▼▼▼

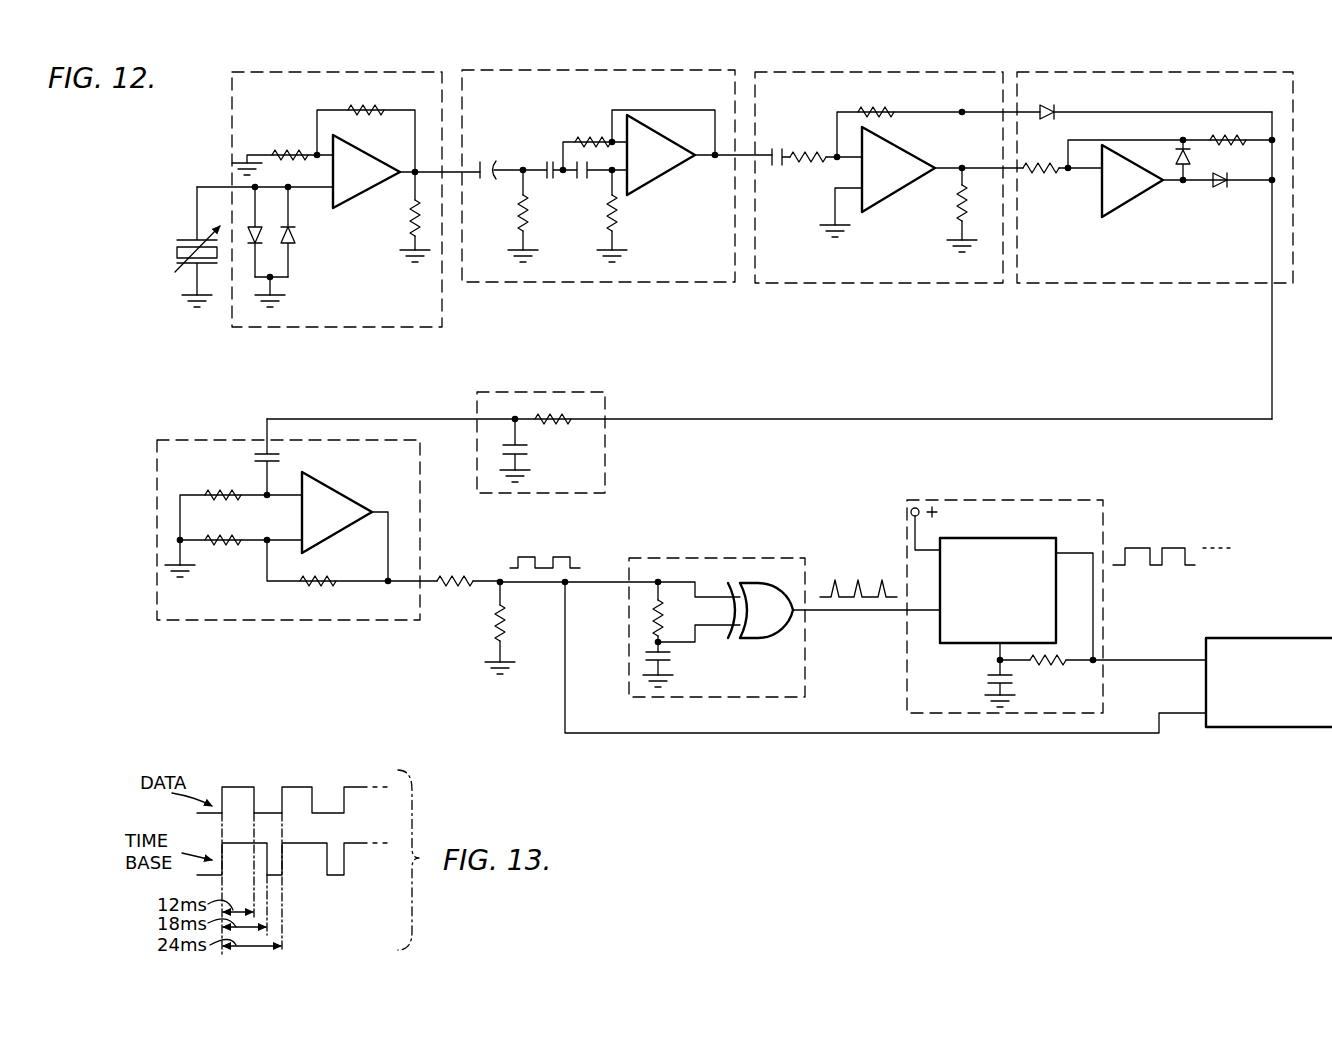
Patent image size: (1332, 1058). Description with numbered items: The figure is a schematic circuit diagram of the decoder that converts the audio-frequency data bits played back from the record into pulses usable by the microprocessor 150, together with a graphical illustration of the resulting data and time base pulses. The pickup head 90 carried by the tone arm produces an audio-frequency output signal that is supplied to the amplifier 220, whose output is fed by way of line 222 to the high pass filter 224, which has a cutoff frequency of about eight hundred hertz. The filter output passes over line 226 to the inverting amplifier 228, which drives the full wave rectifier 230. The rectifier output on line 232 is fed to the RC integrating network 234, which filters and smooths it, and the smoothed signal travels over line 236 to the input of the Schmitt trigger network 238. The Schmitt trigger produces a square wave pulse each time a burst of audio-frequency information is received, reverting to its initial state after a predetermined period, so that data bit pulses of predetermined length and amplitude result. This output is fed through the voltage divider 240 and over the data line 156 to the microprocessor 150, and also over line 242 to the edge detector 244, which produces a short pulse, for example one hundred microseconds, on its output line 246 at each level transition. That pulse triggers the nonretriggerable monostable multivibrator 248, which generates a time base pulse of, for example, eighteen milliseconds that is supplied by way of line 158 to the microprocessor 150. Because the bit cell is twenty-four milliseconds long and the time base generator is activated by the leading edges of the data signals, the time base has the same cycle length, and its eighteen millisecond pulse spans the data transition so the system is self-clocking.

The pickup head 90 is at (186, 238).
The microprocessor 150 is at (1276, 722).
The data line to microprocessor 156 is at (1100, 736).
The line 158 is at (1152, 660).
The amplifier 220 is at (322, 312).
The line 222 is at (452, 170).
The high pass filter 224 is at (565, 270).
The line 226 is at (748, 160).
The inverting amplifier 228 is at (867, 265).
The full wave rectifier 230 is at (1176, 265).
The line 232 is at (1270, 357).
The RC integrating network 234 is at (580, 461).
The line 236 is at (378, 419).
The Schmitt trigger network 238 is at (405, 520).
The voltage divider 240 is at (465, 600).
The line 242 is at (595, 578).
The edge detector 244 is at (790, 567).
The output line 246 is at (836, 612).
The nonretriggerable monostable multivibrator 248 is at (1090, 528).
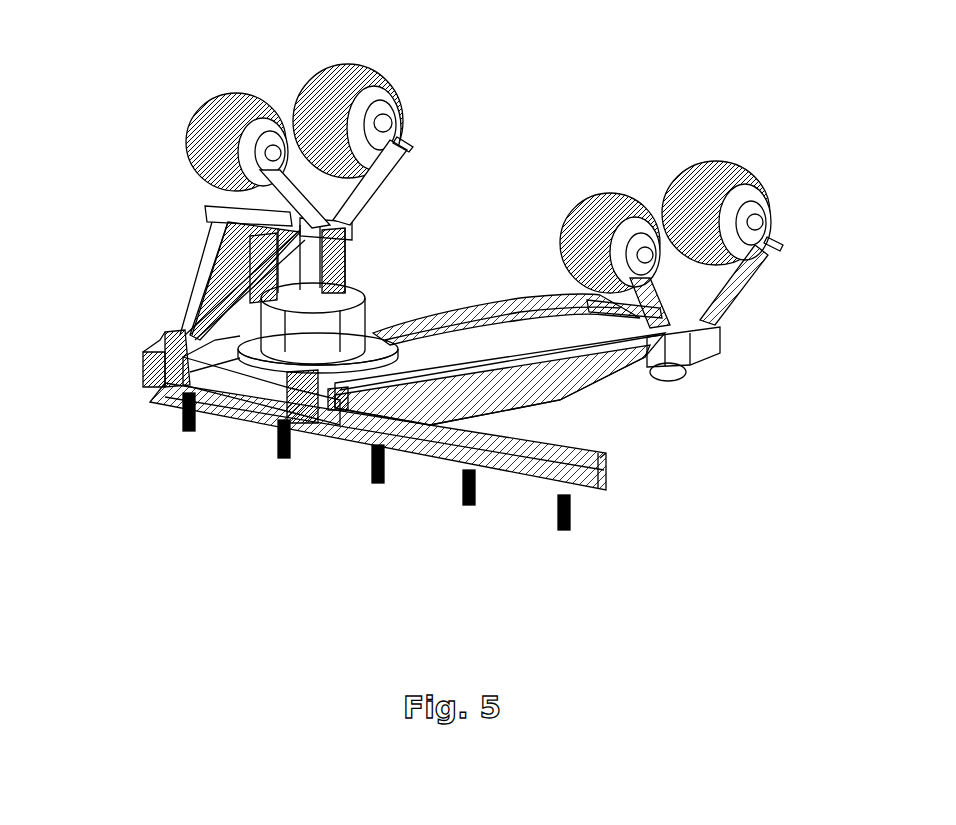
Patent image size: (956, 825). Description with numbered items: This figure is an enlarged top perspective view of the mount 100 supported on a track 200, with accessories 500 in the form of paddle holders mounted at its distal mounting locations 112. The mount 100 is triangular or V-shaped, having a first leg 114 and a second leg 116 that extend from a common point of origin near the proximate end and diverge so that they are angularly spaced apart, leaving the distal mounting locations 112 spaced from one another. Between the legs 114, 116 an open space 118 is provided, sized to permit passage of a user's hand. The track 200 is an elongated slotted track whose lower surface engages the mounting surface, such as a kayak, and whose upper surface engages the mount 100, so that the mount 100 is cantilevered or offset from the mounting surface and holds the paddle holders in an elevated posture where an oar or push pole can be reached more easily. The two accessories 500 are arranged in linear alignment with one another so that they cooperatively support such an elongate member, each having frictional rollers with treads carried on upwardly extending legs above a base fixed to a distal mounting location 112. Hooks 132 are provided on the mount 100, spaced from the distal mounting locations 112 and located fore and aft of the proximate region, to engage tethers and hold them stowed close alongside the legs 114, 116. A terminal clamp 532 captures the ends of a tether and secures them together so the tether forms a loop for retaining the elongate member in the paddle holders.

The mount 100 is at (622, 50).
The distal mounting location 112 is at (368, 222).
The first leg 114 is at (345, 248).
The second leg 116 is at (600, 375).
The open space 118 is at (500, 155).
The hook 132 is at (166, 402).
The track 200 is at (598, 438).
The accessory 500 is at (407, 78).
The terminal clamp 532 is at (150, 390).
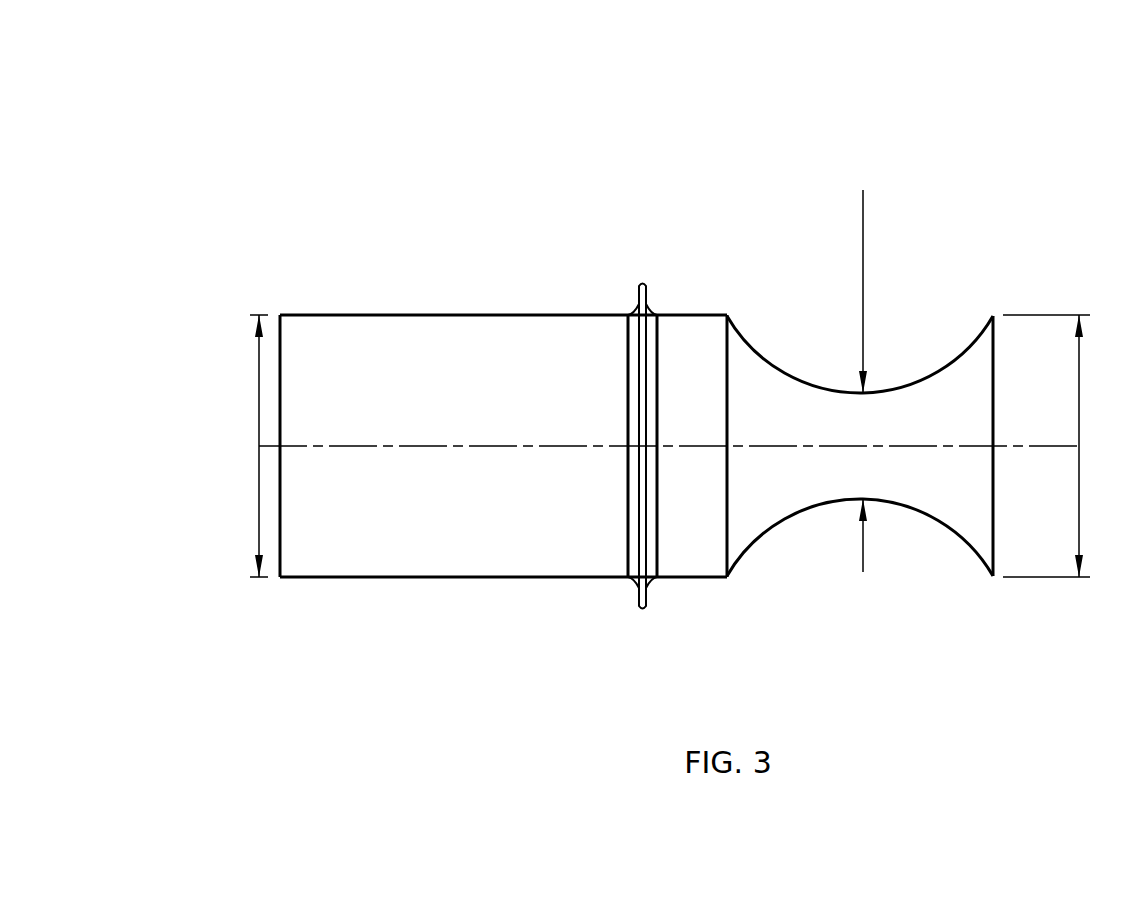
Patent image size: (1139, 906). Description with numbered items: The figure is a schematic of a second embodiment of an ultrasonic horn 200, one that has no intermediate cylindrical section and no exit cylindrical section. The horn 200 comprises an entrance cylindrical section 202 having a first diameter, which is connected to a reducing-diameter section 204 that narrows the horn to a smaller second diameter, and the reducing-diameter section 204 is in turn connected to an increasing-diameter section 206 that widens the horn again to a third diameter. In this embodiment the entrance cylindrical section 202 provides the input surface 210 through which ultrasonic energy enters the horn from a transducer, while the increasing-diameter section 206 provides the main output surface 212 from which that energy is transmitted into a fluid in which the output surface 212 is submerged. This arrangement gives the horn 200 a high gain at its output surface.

▲▲▲

Work to be completed> Write out the rows from the very start through the line containing "The microprocessor 150 is at (1276, 722).", including that line, and leave the pictures out of your answer.

Finished task>
Patent image size: (1332, 1058). Description with numbered items: The figure is a schematic circuit diagram of the decoder that converts the audio-frequency data bits played back from the record into pulses usable by the microprocessor 150, together with a graphical illustration of the resulting data and time base pulses. The pickup head 90 carried by the tone arm produces an audio-frequency output signal that is supplied to the amplifier 220, whose output is fed by way of line 222 to the high pass filter 224, which has a cutoff frequency of about eight hundred hertz. The filter output passes over line 226 to the inverting amplifier 228, which drives the full wave rectifier 230. The rectifier output on line 232 is fed to the RC integrating network 234, which filters and smooths it, and the smoothed signal travels over line 236 to the input of the Schmitt trigger network 238. The Schmitt trigger produces a square wave pulse each time a burst of audio-frequency information is received, reverting to its initial state after a predetermined period, so that data bit pulses of predetermined length and amplitude result. This output is fed through the voltage divider 240 and over the data line 156 to the microprocessor 150, and also over line 242 to the edge detector 244, which produces a short pulse, for example one hundred microseconds, on its output line 246 at each level transition. That pulse triggers the nonretriggerable monostable multivibrator 248, which generates a time base pulse of, for example, eighteen milliseconds that is supplied by way of line 158 to the microprocessor 150. Because the bit cell is twenty-four milliseconds long and the time base generator is activated by the leading edges of the data signals, the time base has the same cycle length, and its eighteen millisecond pulse spans the data transition so the system is self-clocking.

The pickup head 90 is at (186, 238).
The microprocessor 150 is at (1276, 722).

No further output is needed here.